EXERCISE REQUIREMENTS:
In the listing below, find every line with the string "πίσω" and pull it out.

=== DATASET RECORDS ===

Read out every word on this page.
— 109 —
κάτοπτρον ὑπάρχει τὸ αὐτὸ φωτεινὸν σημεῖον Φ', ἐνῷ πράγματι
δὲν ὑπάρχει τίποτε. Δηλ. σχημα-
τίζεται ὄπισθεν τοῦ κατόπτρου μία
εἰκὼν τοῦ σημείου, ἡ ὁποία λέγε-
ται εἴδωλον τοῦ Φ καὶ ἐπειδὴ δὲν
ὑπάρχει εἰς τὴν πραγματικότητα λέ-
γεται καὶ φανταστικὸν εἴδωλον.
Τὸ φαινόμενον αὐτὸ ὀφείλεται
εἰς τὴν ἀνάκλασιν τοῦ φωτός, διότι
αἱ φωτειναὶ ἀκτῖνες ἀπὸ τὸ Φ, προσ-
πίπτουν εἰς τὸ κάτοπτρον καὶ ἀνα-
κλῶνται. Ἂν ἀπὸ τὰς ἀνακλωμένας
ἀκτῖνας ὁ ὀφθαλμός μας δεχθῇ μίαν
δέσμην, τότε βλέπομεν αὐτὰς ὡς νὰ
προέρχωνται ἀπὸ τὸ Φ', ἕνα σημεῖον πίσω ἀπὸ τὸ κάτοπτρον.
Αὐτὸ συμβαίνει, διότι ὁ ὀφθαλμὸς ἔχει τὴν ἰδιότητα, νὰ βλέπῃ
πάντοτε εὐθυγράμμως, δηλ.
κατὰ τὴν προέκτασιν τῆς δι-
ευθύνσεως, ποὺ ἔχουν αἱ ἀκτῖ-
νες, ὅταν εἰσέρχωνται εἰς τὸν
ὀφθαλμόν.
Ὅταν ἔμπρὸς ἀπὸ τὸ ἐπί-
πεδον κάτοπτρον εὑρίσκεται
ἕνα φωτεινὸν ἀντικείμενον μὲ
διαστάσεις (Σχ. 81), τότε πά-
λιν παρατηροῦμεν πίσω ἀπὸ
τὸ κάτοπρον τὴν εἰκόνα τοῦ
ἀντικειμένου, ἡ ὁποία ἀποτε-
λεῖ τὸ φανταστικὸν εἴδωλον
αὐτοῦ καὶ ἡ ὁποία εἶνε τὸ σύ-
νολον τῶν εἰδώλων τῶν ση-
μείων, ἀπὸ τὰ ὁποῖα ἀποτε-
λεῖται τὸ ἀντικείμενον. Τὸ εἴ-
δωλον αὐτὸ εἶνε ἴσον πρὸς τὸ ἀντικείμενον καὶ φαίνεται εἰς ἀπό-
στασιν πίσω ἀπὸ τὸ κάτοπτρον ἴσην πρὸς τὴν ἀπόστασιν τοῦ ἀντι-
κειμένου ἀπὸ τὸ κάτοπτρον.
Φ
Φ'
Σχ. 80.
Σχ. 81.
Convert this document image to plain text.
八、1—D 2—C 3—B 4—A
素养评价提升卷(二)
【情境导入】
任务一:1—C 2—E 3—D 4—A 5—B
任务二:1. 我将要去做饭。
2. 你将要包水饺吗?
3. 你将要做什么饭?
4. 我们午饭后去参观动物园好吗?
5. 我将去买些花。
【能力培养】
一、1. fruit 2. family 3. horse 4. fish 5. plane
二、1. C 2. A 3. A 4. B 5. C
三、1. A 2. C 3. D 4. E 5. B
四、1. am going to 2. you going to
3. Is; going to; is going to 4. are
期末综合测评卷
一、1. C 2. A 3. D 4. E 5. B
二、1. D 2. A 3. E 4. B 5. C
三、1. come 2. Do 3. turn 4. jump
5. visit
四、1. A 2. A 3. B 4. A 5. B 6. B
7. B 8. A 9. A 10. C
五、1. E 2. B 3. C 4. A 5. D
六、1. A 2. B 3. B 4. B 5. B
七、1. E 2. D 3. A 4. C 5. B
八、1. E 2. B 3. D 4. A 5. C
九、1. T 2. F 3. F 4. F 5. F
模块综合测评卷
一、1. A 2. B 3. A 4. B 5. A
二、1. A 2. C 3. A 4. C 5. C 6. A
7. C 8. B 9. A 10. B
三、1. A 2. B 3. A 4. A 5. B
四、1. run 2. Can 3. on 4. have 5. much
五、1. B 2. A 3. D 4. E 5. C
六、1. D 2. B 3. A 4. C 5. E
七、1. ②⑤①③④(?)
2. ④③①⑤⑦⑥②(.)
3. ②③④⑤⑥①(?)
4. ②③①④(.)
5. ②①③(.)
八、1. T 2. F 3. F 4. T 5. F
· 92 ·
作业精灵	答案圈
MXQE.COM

===

RESULT OF THIS EXERCISE:
προέρχωνται ἀπὸ τὸ Φ', ἕνα σημεῖον πίσω ἀπὸ τὸ κάτοπτρον.
λιν παρατηροῦμεν πίσω ἀπὸ
στασιν πίσω ἀπὸ τὸ κάτοπτρον ἴσην πρὸς τὴν ἀπόστασιν τοῦ ἀντι-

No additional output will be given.